#### AIM
Quote the stretch of the listing from the line containing "clock-time: 10:02 PM (948, 735, 1004, 749)" through the line containing "menu-separator (861, 598, 1021, 599)", both included.

──────── RECORDS FOR THE TASK

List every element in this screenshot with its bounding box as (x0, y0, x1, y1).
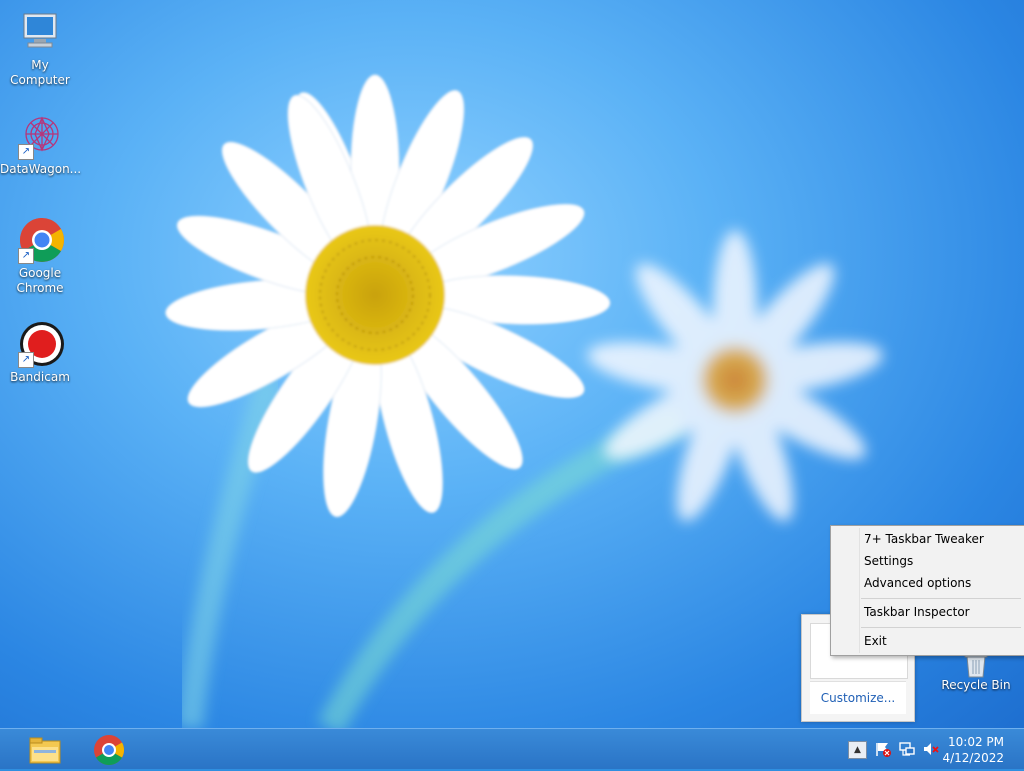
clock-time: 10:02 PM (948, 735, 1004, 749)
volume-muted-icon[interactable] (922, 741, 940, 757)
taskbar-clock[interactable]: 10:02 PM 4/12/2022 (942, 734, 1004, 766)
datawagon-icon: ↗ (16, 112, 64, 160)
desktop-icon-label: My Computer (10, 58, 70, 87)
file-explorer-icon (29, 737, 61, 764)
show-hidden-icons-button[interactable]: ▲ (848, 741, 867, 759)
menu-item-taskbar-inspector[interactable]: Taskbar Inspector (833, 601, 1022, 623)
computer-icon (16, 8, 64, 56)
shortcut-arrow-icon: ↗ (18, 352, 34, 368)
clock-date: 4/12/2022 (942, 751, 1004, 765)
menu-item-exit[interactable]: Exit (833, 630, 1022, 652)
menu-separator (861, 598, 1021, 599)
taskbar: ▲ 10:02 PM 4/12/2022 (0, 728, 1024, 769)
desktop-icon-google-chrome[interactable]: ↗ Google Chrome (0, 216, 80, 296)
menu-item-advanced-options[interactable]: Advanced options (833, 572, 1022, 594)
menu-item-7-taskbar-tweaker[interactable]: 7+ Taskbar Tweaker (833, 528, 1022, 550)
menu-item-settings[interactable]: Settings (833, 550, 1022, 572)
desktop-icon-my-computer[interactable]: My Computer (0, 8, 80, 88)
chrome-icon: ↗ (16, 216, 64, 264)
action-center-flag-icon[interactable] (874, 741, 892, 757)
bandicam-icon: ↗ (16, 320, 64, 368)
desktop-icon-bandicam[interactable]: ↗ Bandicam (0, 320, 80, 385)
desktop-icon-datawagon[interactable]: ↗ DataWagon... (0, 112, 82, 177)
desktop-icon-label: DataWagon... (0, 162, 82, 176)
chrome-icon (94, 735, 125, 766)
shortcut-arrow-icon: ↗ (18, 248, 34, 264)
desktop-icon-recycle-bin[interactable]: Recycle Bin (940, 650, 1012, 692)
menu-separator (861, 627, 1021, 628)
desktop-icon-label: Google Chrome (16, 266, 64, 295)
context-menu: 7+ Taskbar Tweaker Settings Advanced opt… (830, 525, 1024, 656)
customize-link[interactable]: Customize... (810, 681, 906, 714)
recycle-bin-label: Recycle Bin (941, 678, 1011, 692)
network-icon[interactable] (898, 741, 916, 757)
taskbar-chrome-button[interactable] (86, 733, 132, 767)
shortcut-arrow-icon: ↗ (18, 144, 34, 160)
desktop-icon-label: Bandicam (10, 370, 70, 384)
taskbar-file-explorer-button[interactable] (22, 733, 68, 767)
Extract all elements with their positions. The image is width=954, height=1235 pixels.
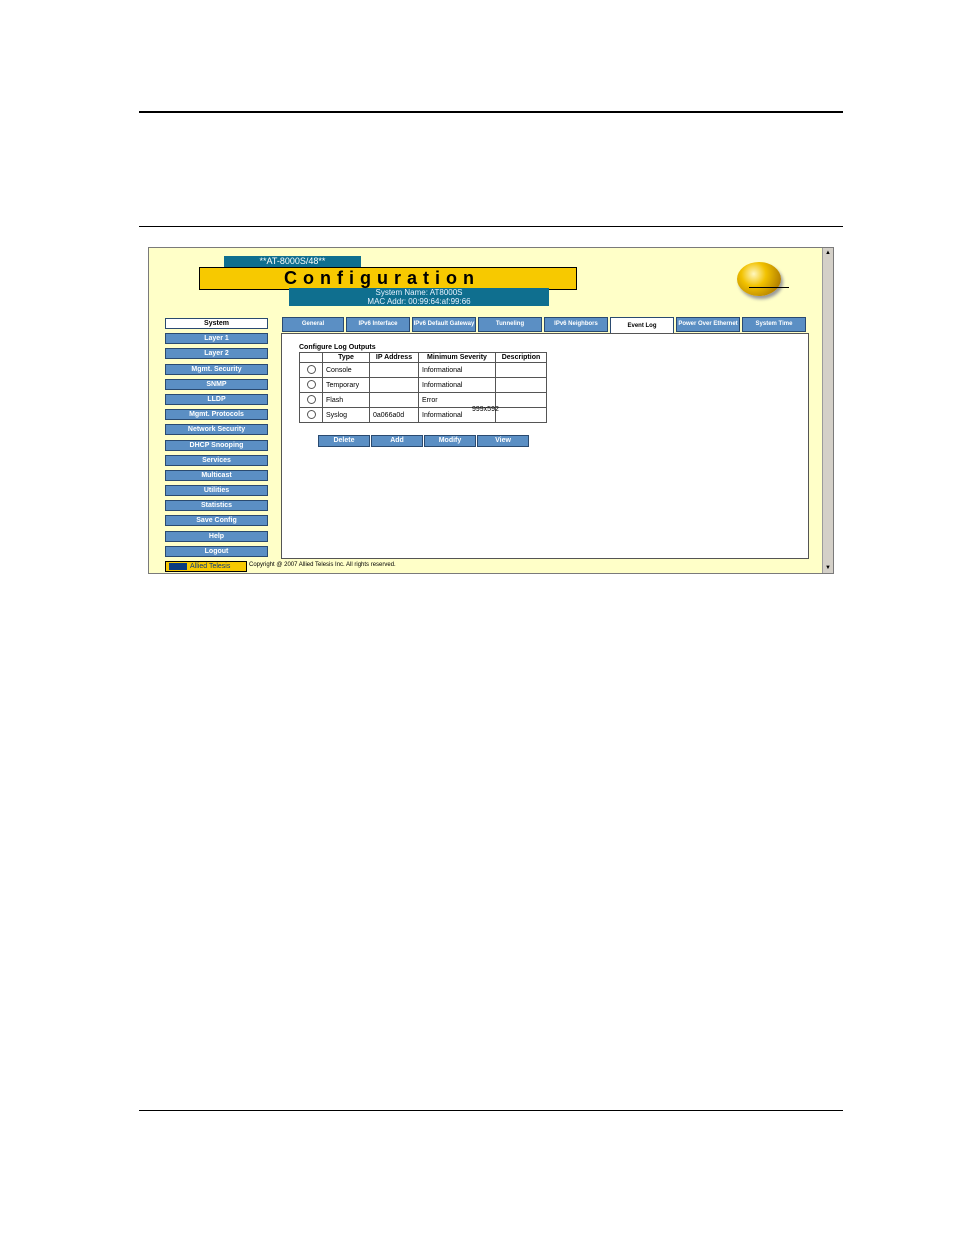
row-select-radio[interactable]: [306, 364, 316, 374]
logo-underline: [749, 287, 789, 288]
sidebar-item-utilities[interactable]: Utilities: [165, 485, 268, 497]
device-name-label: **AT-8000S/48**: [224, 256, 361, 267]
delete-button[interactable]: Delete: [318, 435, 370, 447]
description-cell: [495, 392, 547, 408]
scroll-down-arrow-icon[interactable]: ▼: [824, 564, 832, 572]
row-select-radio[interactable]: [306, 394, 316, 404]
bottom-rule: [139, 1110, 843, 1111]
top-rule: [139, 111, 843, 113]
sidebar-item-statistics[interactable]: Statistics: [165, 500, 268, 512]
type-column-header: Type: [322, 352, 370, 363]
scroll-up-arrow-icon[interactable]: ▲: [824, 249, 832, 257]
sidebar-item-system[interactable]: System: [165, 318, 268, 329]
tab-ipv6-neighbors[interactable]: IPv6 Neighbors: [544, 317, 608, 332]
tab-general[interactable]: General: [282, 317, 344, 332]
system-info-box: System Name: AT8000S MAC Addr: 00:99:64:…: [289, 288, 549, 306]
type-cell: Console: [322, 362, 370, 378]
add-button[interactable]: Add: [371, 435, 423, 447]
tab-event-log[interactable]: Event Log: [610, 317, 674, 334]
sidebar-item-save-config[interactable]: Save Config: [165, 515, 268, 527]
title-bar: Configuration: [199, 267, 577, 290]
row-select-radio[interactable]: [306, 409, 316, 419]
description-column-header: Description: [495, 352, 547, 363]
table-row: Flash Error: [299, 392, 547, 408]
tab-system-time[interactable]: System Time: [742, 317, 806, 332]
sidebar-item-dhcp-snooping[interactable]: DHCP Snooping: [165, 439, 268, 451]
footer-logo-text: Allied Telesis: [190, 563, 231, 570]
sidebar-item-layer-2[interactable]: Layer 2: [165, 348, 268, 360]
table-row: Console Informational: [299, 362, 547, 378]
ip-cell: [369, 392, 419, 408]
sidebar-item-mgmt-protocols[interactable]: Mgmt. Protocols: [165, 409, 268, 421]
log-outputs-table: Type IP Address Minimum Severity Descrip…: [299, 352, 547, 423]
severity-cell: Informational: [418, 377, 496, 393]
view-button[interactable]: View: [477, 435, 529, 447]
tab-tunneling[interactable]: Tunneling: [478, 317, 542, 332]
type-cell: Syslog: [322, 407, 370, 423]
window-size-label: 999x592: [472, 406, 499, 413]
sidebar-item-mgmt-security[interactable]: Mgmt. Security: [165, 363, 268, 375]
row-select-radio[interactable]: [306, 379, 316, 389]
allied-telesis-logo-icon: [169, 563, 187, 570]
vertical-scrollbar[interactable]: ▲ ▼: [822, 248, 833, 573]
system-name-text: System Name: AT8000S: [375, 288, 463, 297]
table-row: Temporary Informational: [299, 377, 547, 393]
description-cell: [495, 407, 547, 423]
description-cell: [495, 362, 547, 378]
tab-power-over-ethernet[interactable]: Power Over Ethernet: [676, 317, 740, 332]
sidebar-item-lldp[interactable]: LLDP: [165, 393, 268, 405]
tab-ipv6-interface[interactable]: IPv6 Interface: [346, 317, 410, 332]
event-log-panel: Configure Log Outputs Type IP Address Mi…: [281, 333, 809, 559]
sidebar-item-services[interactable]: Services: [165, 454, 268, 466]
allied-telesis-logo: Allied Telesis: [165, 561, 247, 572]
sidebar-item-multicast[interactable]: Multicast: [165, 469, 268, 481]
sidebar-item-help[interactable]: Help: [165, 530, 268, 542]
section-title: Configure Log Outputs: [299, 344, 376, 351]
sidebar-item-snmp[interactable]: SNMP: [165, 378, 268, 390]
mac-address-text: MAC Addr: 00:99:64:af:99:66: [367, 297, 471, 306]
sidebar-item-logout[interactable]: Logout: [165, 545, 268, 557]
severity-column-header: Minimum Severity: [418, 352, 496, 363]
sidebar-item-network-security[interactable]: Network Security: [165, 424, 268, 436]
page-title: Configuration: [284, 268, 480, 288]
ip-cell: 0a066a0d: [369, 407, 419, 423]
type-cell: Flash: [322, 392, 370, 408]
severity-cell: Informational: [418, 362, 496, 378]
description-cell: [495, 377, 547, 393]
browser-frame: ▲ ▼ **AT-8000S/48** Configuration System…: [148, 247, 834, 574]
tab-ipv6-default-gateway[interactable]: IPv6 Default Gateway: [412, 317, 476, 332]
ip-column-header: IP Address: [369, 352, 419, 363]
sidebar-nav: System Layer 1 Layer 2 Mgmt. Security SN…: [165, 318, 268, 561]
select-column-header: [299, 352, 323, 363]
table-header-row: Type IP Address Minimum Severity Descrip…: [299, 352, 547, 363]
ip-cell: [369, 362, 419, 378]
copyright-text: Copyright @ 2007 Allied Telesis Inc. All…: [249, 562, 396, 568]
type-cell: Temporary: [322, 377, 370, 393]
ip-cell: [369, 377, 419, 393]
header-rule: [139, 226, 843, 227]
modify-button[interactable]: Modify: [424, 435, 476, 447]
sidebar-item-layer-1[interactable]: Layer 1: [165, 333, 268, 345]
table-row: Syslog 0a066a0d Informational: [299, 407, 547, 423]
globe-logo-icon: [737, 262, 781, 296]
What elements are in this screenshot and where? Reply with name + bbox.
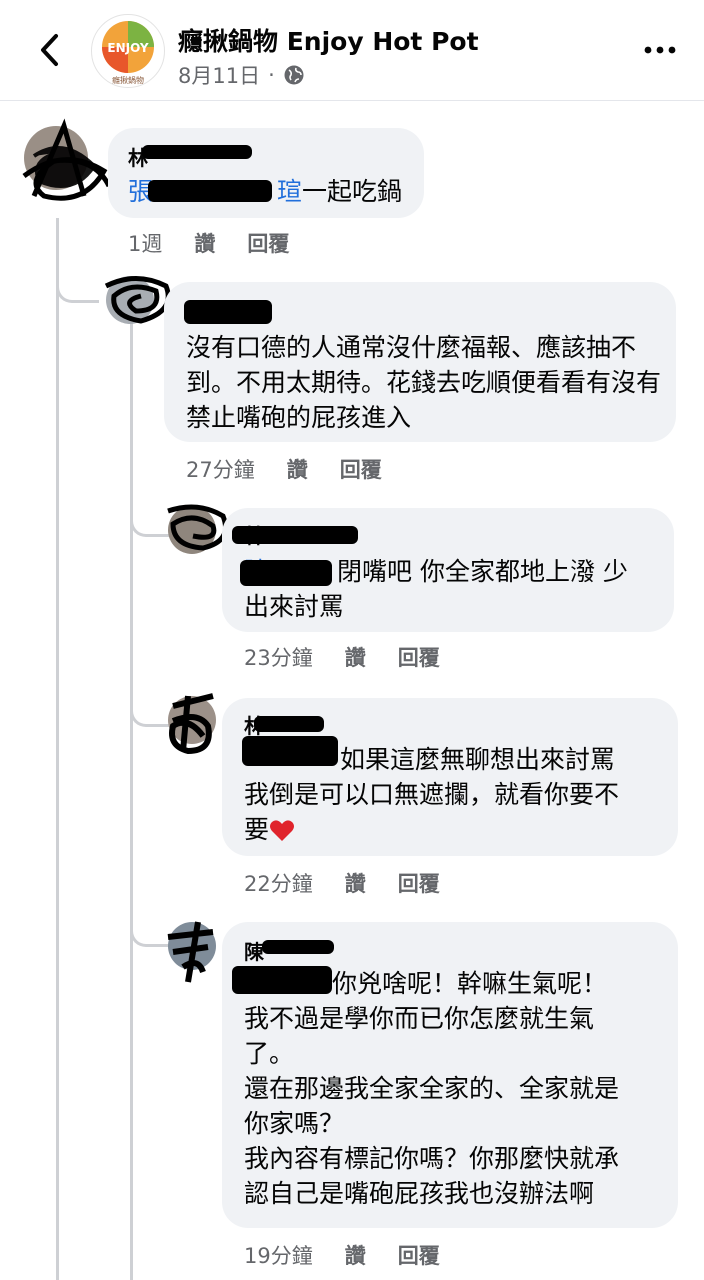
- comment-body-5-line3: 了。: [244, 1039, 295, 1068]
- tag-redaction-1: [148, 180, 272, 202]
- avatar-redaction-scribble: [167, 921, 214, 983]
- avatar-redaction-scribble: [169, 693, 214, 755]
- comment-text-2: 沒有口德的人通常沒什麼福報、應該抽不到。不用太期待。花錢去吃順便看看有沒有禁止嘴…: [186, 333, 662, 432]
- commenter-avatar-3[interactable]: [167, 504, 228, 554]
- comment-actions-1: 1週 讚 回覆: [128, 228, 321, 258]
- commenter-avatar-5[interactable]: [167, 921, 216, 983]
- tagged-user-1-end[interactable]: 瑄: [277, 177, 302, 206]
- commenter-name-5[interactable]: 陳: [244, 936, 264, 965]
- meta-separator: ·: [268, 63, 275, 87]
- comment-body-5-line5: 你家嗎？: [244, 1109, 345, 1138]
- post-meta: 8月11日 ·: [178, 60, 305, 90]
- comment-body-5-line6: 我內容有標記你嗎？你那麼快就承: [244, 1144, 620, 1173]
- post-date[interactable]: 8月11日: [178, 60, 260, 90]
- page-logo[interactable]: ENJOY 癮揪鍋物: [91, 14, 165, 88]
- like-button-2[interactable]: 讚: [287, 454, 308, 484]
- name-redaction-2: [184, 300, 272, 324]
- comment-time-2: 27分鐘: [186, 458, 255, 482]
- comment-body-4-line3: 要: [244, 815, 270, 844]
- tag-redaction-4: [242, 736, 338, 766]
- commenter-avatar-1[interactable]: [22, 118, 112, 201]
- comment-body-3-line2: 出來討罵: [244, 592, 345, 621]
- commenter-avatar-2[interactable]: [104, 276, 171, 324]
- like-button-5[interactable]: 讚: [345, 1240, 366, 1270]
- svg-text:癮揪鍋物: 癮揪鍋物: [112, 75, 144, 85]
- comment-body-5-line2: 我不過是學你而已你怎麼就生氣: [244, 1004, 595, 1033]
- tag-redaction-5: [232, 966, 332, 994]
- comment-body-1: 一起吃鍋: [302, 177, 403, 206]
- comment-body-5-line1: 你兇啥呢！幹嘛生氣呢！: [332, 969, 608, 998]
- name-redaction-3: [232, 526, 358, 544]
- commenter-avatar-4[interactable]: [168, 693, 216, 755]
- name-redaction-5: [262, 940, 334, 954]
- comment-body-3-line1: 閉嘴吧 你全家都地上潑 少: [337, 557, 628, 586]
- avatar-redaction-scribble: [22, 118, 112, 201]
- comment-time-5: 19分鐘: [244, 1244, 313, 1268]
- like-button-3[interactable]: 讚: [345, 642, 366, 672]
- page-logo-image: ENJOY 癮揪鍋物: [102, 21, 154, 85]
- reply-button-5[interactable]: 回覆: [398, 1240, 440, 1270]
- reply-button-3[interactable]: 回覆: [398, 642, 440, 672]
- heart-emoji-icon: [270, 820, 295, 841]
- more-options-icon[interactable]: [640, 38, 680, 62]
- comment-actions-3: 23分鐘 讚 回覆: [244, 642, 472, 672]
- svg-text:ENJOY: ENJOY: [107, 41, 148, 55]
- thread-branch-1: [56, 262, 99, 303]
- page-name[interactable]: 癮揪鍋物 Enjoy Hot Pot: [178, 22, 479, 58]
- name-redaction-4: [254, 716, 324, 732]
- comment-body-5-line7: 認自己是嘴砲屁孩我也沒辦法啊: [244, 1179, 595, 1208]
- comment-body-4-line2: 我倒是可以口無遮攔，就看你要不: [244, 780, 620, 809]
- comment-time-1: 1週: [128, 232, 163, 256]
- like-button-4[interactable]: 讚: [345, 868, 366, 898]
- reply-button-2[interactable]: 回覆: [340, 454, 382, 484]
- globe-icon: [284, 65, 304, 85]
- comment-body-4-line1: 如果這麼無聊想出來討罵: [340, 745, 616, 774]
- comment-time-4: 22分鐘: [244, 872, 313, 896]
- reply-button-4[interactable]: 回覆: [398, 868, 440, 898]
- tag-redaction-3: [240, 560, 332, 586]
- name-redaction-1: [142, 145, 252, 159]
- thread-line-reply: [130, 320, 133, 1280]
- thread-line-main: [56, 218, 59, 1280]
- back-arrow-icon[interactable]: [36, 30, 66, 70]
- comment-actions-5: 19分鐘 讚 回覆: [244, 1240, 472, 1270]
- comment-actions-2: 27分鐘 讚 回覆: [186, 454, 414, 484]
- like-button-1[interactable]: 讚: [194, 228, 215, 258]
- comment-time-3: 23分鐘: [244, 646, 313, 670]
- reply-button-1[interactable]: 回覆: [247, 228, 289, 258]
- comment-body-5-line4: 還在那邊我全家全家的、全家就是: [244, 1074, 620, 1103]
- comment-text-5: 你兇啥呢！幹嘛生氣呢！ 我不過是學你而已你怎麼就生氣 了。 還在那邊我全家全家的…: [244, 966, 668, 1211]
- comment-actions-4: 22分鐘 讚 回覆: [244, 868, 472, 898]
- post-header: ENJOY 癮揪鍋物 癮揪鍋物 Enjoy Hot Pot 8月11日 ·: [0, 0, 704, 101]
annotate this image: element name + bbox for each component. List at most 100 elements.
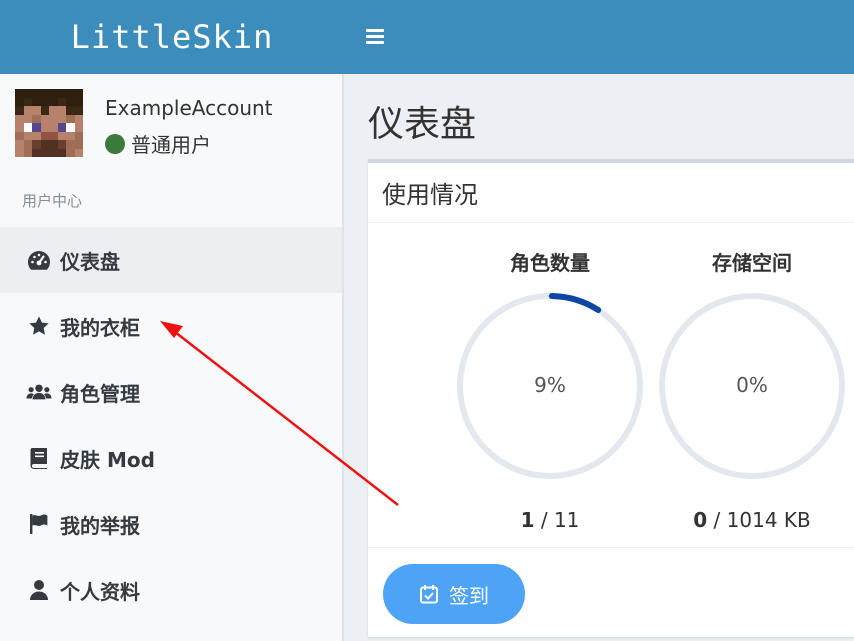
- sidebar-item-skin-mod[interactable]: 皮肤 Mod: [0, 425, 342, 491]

────────────────

#### RESULT BELOW
clock-time: 10:02 PM (948, 735, 1004, 749)
volume-muted-icon[interactable] (922, 741, 940, 757)
taskbar-clock[interactable]: 10:02 PM 4/12/2022 (942, 734, 1004, 766)
datawagon-icon: ↗ (16, 112, 64, 160)
desktop-icon-label: My Computer (10, 58, 70, 87)
file-explorer-icon (29, 737, 61, 764)
show-hidden-icons-button[interactable]: ▲ (848, 741, 867, 759)
menu-item-taskbar-inspector[interactable]: Taskbar Inspector (833, 601, 1022, 623)
computer-icon (16, 8, 64, 56)
shortcut-arrow-icon: ↗ (18, 352, 34, 368)
clock-date: 4/12/2022 (942, 751, 1004, 765)
menu-item-exit[interactable]: Exit (833, 630, 1022, 652)
menu-separator (861, 598, 1021, 599)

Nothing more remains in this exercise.